**DIRECTIVE**
Find each line with the word "arrow" and say how many there are, nothing else.

**INFORMATION PROVIDED**
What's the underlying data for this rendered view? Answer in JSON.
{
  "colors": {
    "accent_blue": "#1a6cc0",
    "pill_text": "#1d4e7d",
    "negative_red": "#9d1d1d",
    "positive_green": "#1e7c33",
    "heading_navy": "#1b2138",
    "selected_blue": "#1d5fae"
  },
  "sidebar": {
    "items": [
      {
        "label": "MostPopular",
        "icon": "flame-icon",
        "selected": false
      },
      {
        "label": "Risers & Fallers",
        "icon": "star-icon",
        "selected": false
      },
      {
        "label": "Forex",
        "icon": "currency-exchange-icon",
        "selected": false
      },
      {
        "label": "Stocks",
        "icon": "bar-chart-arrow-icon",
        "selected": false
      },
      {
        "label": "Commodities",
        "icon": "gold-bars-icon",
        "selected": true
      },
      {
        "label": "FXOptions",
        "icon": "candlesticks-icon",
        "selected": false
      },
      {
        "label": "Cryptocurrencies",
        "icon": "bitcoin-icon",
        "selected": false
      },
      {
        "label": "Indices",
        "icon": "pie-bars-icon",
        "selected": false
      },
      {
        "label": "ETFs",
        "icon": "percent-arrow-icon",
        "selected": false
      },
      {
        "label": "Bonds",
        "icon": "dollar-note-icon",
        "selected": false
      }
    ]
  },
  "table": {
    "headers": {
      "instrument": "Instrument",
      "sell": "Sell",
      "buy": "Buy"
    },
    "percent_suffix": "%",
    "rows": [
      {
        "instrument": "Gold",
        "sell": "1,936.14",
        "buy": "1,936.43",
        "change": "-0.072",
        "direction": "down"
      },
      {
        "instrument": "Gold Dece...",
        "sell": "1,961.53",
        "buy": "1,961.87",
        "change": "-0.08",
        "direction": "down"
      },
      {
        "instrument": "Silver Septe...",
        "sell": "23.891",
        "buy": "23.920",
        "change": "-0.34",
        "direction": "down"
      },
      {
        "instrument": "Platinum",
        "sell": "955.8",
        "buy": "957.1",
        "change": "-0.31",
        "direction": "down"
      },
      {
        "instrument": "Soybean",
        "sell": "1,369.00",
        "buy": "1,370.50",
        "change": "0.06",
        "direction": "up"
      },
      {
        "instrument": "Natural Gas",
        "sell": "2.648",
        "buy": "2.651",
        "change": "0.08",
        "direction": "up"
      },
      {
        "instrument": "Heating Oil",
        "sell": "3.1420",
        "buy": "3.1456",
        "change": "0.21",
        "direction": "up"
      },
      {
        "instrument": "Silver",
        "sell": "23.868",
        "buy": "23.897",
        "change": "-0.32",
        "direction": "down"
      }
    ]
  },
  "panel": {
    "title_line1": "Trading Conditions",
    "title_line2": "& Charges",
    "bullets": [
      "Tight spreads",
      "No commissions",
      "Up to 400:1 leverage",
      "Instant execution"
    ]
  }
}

**EXERCISE ANSWER**
2